- Aim
Put the records below, everything from the line containing "I need the location" down through the line containing "square-d2[interactable]: [124, 167, 160, 180]", into a two-column CSV with the header row instruction,response. Give one row per instruction-and-reply pair, with each field in double quotes and its line breaks changed to spaces, and include nothing outside that span.

- Extracted records
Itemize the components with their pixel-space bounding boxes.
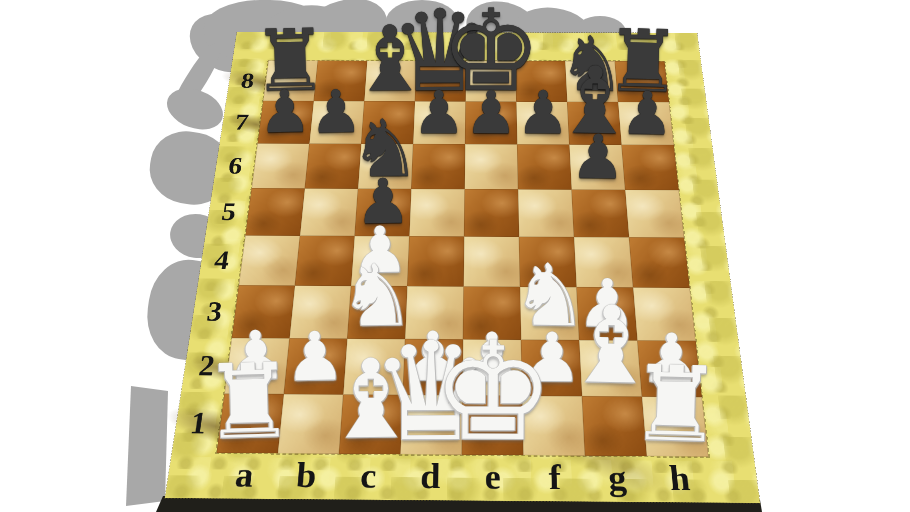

* * *

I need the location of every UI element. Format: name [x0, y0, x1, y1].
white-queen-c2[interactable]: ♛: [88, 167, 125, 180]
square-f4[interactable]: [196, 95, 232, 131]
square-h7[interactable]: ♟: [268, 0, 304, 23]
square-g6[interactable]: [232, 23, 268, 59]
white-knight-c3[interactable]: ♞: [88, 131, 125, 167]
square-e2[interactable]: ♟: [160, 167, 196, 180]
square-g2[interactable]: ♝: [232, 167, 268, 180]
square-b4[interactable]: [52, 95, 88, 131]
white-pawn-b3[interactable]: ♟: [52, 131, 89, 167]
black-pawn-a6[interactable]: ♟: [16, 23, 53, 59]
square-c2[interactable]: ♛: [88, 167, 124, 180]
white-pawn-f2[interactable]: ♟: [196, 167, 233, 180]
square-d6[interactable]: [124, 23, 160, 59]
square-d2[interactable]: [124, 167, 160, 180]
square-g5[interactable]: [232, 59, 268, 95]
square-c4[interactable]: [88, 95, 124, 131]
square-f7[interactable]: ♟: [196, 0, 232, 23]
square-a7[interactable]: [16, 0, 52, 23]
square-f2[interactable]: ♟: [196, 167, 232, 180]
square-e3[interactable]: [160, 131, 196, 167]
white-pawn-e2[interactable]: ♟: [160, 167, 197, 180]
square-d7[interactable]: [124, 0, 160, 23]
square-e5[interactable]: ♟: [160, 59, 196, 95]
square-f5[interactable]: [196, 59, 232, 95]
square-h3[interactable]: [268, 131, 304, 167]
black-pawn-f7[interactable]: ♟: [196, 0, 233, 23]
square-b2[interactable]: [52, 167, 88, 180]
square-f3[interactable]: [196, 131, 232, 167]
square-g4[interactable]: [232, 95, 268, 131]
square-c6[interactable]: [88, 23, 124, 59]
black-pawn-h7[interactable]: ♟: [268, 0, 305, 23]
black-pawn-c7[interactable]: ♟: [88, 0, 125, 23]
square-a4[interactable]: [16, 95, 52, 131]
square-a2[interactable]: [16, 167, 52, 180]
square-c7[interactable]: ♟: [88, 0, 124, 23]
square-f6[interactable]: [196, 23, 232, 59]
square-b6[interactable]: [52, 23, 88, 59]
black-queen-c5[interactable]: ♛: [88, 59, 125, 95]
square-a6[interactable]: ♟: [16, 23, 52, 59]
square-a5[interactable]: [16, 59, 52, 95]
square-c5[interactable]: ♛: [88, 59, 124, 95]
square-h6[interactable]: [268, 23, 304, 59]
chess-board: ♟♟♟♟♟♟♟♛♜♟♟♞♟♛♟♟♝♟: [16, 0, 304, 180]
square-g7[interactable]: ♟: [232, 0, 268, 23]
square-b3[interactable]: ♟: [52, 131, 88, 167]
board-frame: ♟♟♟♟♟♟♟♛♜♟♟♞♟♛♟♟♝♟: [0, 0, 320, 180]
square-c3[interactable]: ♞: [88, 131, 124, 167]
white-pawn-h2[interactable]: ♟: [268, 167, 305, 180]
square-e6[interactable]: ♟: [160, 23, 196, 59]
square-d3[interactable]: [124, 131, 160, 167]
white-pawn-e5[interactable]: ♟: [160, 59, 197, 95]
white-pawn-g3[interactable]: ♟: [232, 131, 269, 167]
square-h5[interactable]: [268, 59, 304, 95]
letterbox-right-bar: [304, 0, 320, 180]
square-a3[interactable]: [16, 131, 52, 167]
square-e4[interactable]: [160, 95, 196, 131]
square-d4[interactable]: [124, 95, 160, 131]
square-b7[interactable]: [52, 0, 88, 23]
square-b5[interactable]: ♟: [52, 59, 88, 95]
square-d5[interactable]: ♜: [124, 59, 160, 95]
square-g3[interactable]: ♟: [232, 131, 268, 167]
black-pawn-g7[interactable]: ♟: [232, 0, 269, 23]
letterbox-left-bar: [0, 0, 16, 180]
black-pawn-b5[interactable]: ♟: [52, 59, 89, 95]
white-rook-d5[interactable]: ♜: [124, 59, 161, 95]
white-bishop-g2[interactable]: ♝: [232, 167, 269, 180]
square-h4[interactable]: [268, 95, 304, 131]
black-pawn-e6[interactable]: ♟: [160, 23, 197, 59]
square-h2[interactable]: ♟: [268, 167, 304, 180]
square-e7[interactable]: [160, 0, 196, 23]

- Completed task
instruction,response
"I need the location of every UI element. Format: name [x0, y0, x1, y1].","white-queen-c2[interactable]: ♛: [88, 167, 125, 180] square-f4[interactable]: [196, 95, 232, 131] square-h7[interactable]: ♟: [268, 0, 304, 23] square-g6[interactable]: [232, 23, 268, 59] white-knight-c3[interactable]: ♞: [88, 131, 125, 167] square-e2[interactable]: ♟: [160, 167, 196, 180] square-g2[interactable]: ♝: [232, 167, 268, 180] square-b4[interactable]: [52, 95, 88, 131] white-pawn-b3[interactable]: ♟: [52, 131, 89, 167] black-pawn-a6[interactable]: ♟: [16, 23, 53, 59] square-c2[interactable]: ♛: [88, 167, 124, 180] white-pawn-f2[interactable]: ♟: [196, 167, 233, 180] square-d6[interactable]: [124, 23, 160, 59] square-d2[interactable]: [124, 167, 160, 180]"